### WHAT YOU ARE ASKED TO DO:
Repeat every line of the data exactly, but not the pictures.
** start **
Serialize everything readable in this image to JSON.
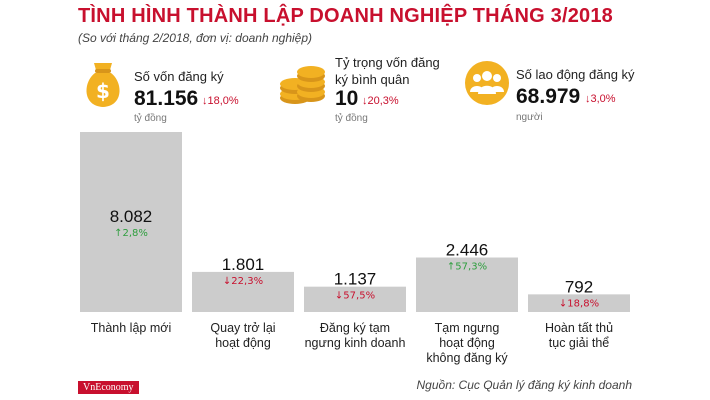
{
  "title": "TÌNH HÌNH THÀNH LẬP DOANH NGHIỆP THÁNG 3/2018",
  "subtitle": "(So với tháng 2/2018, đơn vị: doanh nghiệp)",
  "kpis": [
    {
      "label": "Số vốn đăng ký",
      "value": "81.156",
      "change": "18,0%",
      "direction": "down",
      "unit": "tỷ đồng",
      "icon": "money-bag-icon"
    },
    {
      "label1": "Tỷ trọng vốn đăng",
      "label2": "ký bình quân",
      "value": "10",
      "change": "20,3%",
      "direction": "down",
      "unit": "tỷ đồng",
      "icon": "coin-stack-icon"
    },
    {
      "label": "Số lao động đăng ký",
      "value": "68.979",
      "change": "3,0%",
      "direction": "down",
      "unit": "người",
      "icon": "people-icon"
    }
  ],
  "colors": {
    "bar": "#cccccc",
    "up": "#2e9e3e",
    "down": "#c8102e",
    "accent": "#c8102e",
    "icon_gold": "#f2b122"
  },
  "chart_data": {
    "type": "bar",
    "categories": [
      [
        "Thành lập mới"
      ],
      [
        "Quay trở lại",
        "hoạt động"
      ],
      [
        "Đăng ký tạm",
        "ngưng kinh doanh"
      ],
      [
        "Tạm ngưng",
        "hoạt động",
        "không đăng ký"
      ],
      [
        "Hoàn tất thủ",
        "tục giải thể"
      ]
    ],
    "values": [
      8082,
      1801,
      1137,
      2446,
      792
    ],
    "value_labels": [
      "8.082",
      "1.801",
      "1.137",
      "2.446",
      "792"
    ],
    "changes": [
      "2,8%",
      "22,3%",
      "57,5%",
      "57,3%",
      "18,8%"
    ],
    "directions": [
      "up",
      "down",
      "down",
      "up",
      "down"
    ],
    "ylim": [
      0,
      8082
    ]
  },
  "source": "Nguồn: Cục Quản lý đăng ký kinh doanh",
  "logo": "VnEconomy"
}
** end **
### FINAL ANSWER:
Serialize everything readable in this image to JSON.
{
  "title": "TÌNH HÌNH THÀNH LẬP DOANH NGHIỆP THÁNG 3/2018",
  "subtitle": "(So với tháng 2/2018, đơn vị: doanh nghiệp)",
  "kpis": [
    {
      "label": "Số vốn đăng ký",
      "value": "81.156",
      "change": "18,0%",
      "direction": "down",
      "unit": "tỷ đồng",
      "icon": "money-bag-icon"
    },
    {
      "label1": "Tỷ trọng vốn đăng",
      "label2": "ký bình quân",
      "value": "10",
      "change": "20,3%",
      "direction": "down",
      "unit": "tỷ đồng",
      "icon": "coin-stack-icon"
    },
    {
      "label": "Số lao động đăng ký",
      "value": "68.979",
      "change": "3,0%",
      "direction": "down",
      "unit": "người",
      "icon": "people-icon"
    }
  ],
  "colors": {
    "bar": "#cccccc",
    "up": "#2e9e3e",
    "down": "#c8102e",
    "accent": "#c8102e",
    "icon_gold": "#f2b122"
  },
  "chart_data": {
    "type": "bar",
    "categories": [
      [
        "Thành lập mới"
      ],
      [
        "Quay trở lại",
        "hoạt động"
      ],
      [
        "Đăng ký tạm",
        "ngưng kinh doanh"
      ],
      [
        "Tạm ngưng",
        "hoạt động",
        "không đăng ký"
      ],
      [
        "Hoàn tất thủ",
        "tục giải thể"
      ]
    ],
    "values": [
      8082,
      1801,
      1137,
      2446,
      792
    ],
    "value_labels": [
      "8.082",
      "1.801",
      "1.137",
      "2.446",
      "792"
    ],
    "changes": [
      "2,8%",
      "22,3%",
      "57,5%",
      "57,3%",
      "18,8%"
    ],
    "directions": [
      "up",
      "down",
      "down",
      "up",
      "down"
    ],
    "ylim": [
      0,
      8082
    ]
  },
  "source": "Nguồn: Cục Quản lý đăng ký kinh doanh",
  "logo": "VnEconomy"
}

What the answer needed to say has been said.